### EXERCISE
Produce a verbatim copy of the entries listed below.

### SUPPLIED RECORDS
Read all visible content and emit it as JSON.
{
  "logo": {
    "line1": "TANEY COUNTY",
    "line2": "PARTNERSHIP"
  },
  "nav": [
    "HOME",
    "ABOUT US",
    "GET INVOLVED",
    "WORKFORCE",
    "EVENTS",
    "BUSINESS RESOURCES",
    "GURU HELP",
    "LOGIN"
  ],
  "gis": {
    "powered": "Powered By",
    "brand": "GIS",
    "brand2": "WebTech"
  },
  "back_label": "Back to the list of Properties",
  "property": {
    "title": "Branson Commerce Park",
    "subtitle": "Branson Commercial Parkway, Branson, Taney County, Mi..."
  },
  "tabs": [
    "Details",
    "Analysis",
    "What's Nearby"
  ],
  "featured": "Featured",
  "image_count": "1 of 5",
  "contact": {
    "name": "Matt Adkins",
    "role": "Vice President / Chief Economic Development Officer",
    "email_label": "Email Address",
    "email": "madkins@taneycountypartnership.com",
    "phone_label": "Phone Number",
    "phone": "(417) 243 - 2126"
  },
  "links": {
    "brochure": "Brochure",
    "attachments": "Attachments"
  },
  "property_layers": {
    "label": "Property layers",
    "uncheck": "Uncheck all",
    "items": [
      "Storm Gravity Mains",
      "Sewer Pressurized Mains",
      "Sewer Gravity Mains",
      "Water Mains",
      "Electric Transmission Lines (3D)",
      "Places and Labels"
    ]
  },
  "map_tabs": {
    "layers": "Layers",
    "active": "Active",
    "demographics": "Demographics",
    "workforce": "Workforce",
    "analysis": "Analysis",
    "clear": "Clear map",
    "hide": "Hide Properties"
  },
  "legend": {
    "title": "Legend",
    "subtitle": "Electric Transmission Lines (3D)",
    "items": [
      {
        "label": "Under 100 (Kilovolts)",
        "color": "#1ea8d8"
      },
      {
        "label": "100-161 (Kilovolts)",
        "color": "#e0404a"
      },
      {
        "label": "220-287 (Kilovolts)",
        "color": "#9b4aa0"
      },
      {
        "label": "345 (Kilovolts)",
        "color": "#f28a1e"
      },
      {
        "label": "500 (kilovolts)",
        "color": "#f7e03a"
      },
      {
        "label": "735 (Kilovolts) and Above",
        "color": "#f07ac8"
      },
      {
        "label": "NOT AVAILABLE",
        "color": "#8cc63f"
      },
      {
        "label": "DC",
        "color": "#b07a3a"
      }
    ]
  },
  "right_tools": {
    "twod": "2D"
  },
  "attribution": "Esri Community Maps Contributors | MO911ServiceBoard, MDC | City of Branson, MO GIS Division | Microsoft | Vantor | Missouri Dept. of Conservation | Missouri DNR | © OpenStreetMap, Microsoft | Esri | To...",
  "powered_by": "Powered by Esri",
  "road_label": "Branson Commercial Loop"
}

### TASK RESULT
Read all visible content and emit it as JSON.
{
  "logo": {
    "line1": "TANEY COUNTY",
    "line2": "PARTNERSHIP"
  },
  "nav": [
    "HOME",
    "ABOUT US",
    "GET INVOLVED",
    "WORKFORCE",
    "EVENTS",
    "BUSINESS RESOURCES",
    "GURU HELP",
    "LOGIN"
  ],
  "gis": {
    "powered": "Powered By",
    "brand": "GIS",
    "brand2": "WebTech"
  },
  "back_label": "Back to the list of Properties",
  "property": {
    "title": "Branson Commerce Park",
    "subtitle": "Branson Commercial Parkway, Branson, Taney County, Mi..."
  },
  "tabs": [
    "Details",
    "Analysis",
    "What's Nearby"
  ],
  "featured": "Featured",
  "image_count": "1 of 5",
  "contact": {
    "name": "Matt Adkins",
    "role": "Vice President / Chief Economic Development Officer",
    "email_label": "Email Address",
    "email": "madkins@taneycountypartnership.com",
    "phone_label": "Phone Number",
    "phone": "(417) 243 - 2126"
  },
  "links": {
    "brochure": "Brochure",
    "attachments": "Attachments"
  },
  "property_layers": {
    "label": "Property layers",
    "uncheck": "Uncheck all",
    "items": [
      "Storm Gravity Mains",
      "Sewer Pressurized Mains",
      "Sewer Gravity Mains",
      "Water Mains",
      "Electric Transmission Lines (3D)",
      "Places and Labels"
    ]
  },
  "map_tabs": {
    "layers": "Layers",
    "active": "Active",
    "demographics": "Demographics",
    "workforce": "Workforce",
    "analysis": "Analysis",
    "clear": "Clear map",
    "hide": "Hide Properties"
  },
  "legend": {
    "title": "Legend",
    "subtitle": "Electric Transmission Lines (3D)",
    "items": [
      {
        "label": "Under 100 (Kilovolts)",
        "color": "#1ea8d8"
      },
      {
        "label": "100-161 (Kilovolts)",
        "color": "#e0404a"
      },
      {
        "label": "220-287 (Kilovolts)",
        "color": "#9b4aa0"
      },
      {
        "label": "345 (Kilovolts)",
        "color": "#f28a1e"
      },
      {
        "label": "500 (kilovolts)",
        "color": "#f7e03a"
      },
      {
        "label": "735 (Kilovolts) and Above",
        "color": "#f07ac8"
      },
      {
        "label": "NOT AVAILABLE",
        "color": "#8cc63f"
      },
      {
        "label": "DC",
        "color": "#b07a3a"
      }
    ]
  },
  "right_tools": {
    "twod": "2D"
  },
  "attribution": "Esri Community Maps Contributors | MO911ServiceBoard, MDC | City of Branson, MO GIS Division | Microsoft | Vantor | Missouri Dept. of Conservation | Missouri DNR | © OpenStreetMap, Microsoft | Esri | To...",
  "powered_by": "Powered by Esri",
  "road_label": "Branson Commercial Loop"
}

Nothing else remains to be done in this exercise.